■ What needs to be done
Rewrite every line of the records below as a numbered list, skipping blank lines and leaving out the pictures.

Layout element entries
━━━━
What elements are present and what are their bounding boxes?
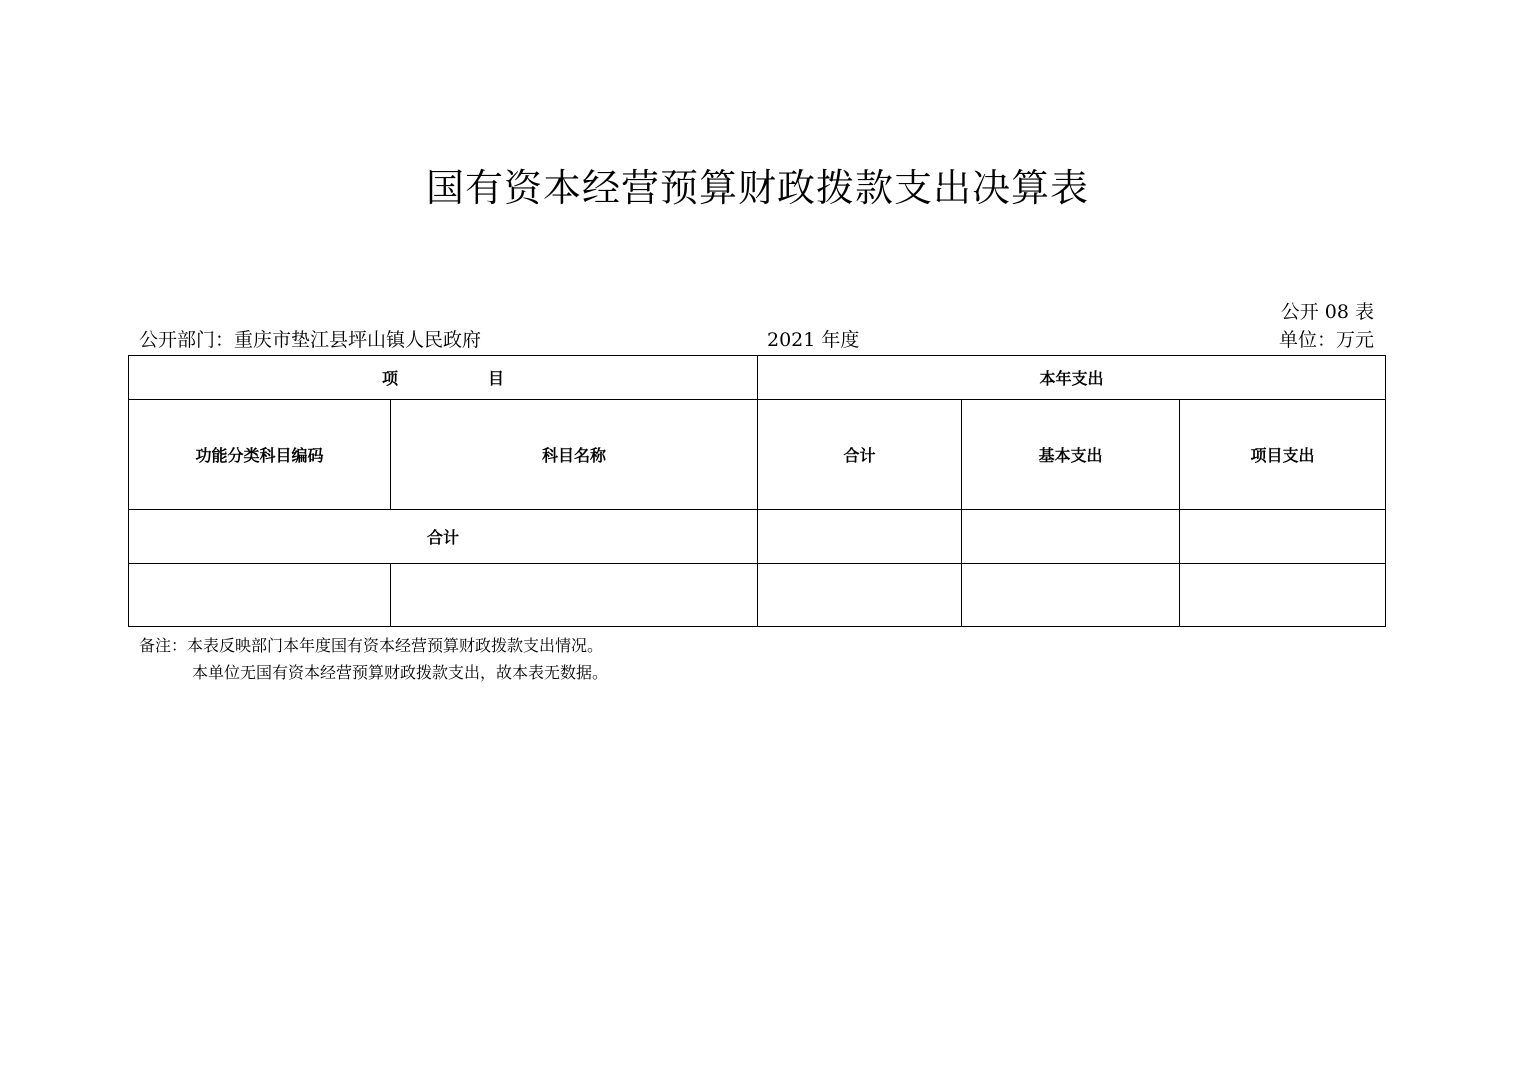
page-title: 国有资本经营预算财政拨款支出决算表 xyxy=(425,166,1089,210)
form-number: 公开 08 表 xyxy=(1280,301,1374,323)
unit-label: 单位：万元 xyxy=(1278,329,1374,351)
total-row-total xyxy=(758,510,962,564)
column-header-name: 科目名称 xyxy=(391,400,758,510)
header-item-b: 目 xyxy=(488,369,505,388)
cell-name xyxy=(391,564,758,627)
total-row-project xyxy=(1180,510,1386,564)
cell-project xyxy=(1180,564,1386,627)
header-row-2 xyxy=(129,400,1386,510)
notes xyxy=(139,632,608,686)
total-row xyxy=(129,510,1386,564)
note-line-1: 备注：本表反映部门本年度国有资本经营预算财政拨款支出情况。 xyxy=(139,636,604,655)
table-row xyxy=(129,564,1386,627)
header-item-cell xyxy=(129,356,758,400)
total-row-basic xyxy=(962,510,1180,564)
cell-total xyxy=(758,564,962,627)
total-row-label: 合计 xyxy=(129,510,758,564)
year-label: 2021 年度 xyxy=(767,329,860,351)
column-header-code: 功能分类科目编码 xyxy=(129,400,391,510)
header-item-a: 项 xyxy=(381,369,398,388)
expenditure-table xyxy=(128,355,1386,627)
cell-code xyxy=(129,564,391,627)
department-label: 公开部门：重庆市垫江县坪山镇人民政府 xyxy=(139,329,482,351)
header-current-expense: 本年支出 xyxy=(758,356,1386,400)
column-header-project: 项目支出 xyxy=(1180,400,1386,510)
column-header-total: 合计 xyxy=(758,400,962,510)
note-line-2: 本单位无国有资本经营预算财政拨款支出，故本表无数据。 xyxy=(192,663,609,682)
cell-basic xyxy=(962,564,1180,627)
column-header-basic: 基本支出 xyxy=(962,400,1180,510)
header-row-1 xyxy=(129,356,1386,400)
━━━━
■ Expected answer
1. What elements are present and what are their bounding boxes?
2. page-title: 国有资本经营预算财政拨款支出决算表 xyxy=(425,166,1089,210)
3. form-number: 公开 08 表 xyxy=(1280,301,1374,323)
4. unit-label: 单位：万元 xyxy=(1278,329,1374,351)
5. total-row-total xyxy=(758,510,962,564)
6. column-header-name: 科目名称 xyxy=(391,400,758,510)
7. header-item-b: 目 xyxy=(488,369,505,388)
8. cell-name xyxy=(391,564,758,627)
9. total-row-project xyxy=(1180,510,1386,564)
10. cell-project xyxy=(1180,564,1386,627)
11. header-row-2 xyxy=(129,400,1386,510)
12. notes xyxy=(139,632,608,686)
13. total-row xyxy=(129,510,1386,564)
14. note-line-1: 备注：本表反映部门本年度国有资本经营预算财政拨款支出情况。 xyxy=(139,636,604,655)
15. table-row xyxy=(129,564,1386,627)
16. header-item-cell xyxy=(129,356,758,400)
17. total-row-basic xyxy=(962,510,1180,564)
18. cell-total xyxy=(758,564,962,627)
19. total-row-label: 合计 xyxy=(129,510,758,564)
20. year-label: 2021 年度 xyxy=(767,329,860,351)
21. column-header-code: 功能分类科目编码 xyxy=(129,400,391,510)
22. header-item-a: 项 xyxy=(381,369,398,388)
23. expenditure-table xyxy=(128,355,1386,627)
24. cell-code xyxy=(129,564,391,627)
25. department-label: 公开部门：重庆市垫江县坪山镇人民政府 xyxy=(139,329,482,351)
26. header-current-expense: 本年支出 xyxy=(758,356,1386,400)
27. column-header-project: 项目支出 xyxy=(1180,400,1386,510)
28. column-header-total: 合计 xyxy=(758,400,962,510)
29. note-line-2: 本单位无国有资本经营预算财政拨款支出，故本表无数据。 xyxy=(192,663,609,682)
30. cell-basic xyxy=(962,564,1180,627)
31. column-header-basic: 基本支出 xyxy=(962,400,1180,510)
32. header-row-1 xyxy=(129,356,1386,400)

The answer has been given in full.